● Directions for this task: Write out all the lines again, precisely as they stand, but without the images.
====== Records for this exercise ======
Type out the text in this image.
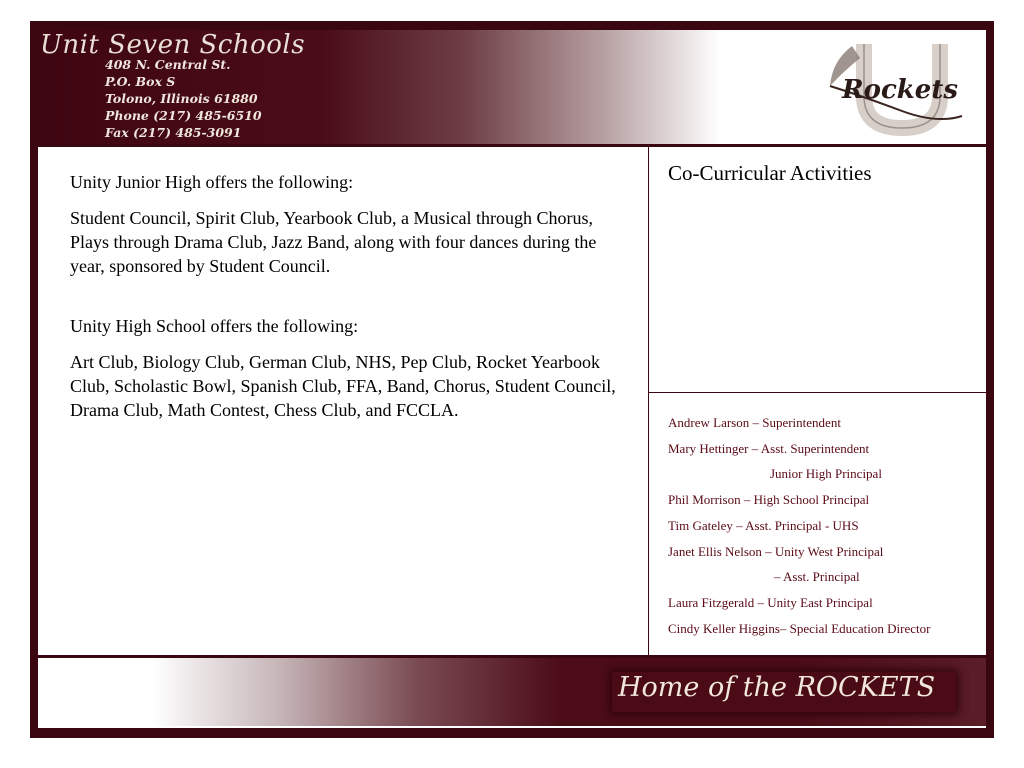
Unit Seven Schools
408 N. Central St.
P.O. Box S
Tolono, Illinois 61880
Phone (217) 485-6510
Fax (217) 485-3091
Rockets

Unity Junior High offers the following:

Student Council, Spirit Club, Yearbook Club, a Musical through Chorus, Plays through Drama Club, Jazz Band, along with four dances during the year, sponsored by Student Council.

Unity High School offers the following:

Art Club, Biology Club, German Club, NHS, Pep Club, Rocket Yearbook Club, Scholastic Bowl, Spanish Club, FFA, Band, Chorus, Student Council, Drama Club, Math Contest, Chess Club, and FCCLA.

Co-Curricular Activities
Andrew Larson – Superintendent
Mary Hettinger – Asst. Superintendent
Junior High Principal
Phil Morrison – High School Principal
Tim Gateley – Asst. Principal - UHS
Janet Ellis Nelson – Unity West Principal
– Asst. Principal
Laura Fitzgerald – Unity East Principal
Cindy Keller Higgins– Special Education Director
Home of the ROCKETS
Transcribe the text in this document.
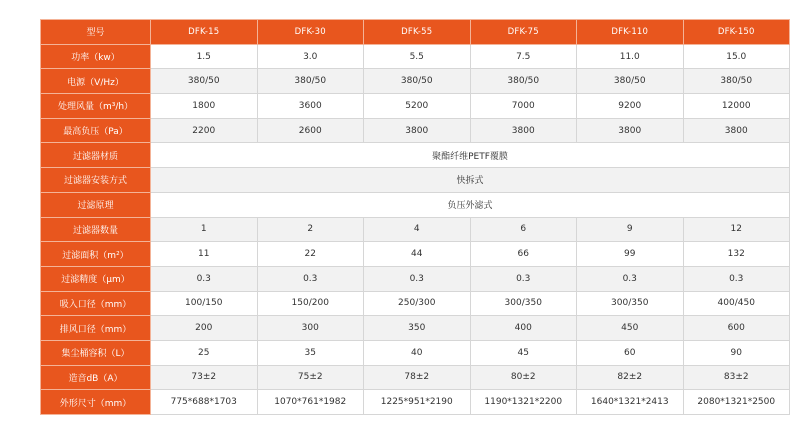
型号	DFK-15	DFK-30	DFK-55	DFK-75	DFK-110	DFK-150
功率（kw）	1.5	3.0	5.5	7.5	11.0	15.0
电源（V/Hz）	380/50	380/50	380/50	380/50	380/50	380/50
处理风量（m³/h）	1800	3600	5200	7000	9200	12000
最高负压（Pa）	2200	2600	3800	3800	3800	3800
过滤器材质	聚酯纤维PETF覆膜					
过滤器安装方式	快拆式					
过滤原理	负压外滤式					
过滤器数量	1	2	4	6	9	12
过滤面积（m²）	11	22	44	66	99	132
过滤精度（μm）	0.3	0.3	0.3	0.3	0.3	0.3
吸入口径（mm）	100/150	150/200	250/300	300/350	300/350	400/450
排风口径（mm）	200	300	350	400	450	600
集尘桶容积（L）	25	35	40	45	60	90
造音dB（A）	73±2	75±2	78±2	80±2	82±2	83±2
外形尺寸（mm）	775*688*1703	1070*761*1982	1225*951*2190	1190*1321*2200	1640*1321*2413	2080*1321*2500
======
● The result:
Type out the text in this image.
Unit Seven Schools
408 N. Central St.
P.O. Box S
Tolono, Illinois 61880
Phone (217) 485-6510
Fax (217) 485-3091
Rockets

Unity Junior High offers the following:

Student Council, Spirit Club, Yearbook Club, a Musical through Chorus, Plays through Drama Club, Jazz Band, along with four dances during the year, sponsored by Student Council.

Unity High School offers the following:

Art Club, Biology Club, German Club, NHS, Pep Club, Rocket Yearbook Club, Scholastic Bowl, Spanish Club, FFA, Band, Chorus, Student Council, Drama Club, Math Contest, Chess Club, and FCCLA.

Co-Curricular Activities
Andrew Larson – Superintendent
Mary Hettinger – Asst. Superintendent
Junior High Principal
Phil Morrison – High School Principal
Tim Gateley – Asst. Principal - UHS
Janet Ellis Nelson – Unity West Principal
– Asst. Principal
Laura Fitzgerald – Unity East Principal
Cindy Keller Higgins– Special Education Director
Home of the ROCKETS
Transcribe the text in this document.
型号	DFK-15	DFK-30	DFK-55	DFK-75	DFK-110	DFK-150
功率（kw）	1.5	3.0	5.5	7.5	11.0	15.0
电源（V/Hz）	380/50	380/50	380/50	380/50	380/50	380/50
处理风量（m³/h）	1800	3600	5200	7000	9200	12000
最高负压（Pa）	2200	2600	3800	3800	3800	3800
过滤器材质	聚酯纤维PETF覆膜					
过滤器安装方式	快拆式					
过滤原理	负压外滤式					
过滤器数量	1	2	4	6	9	12
过滤面积（m²）	11	22	44	66	99	132
过滤精度（μm）	0.3	0.3	0.3	0.3	0.3	0.3
吸入口径（mm）	100/150	150/200	250/300	300/350	300/350	400/450
排风口径（mm）	200	300	350	400	450	600
集尘桶容积（L）	25	35	40	45	60	90
造音dB（A）	73±2	75±2	78±2	80±2	82±2	83±2
外形尺寸（mm）	775*688*1703	1070*761*1982	1225*951*2190	1190*1321*2200	1640*1321*2413	2080*1321*2500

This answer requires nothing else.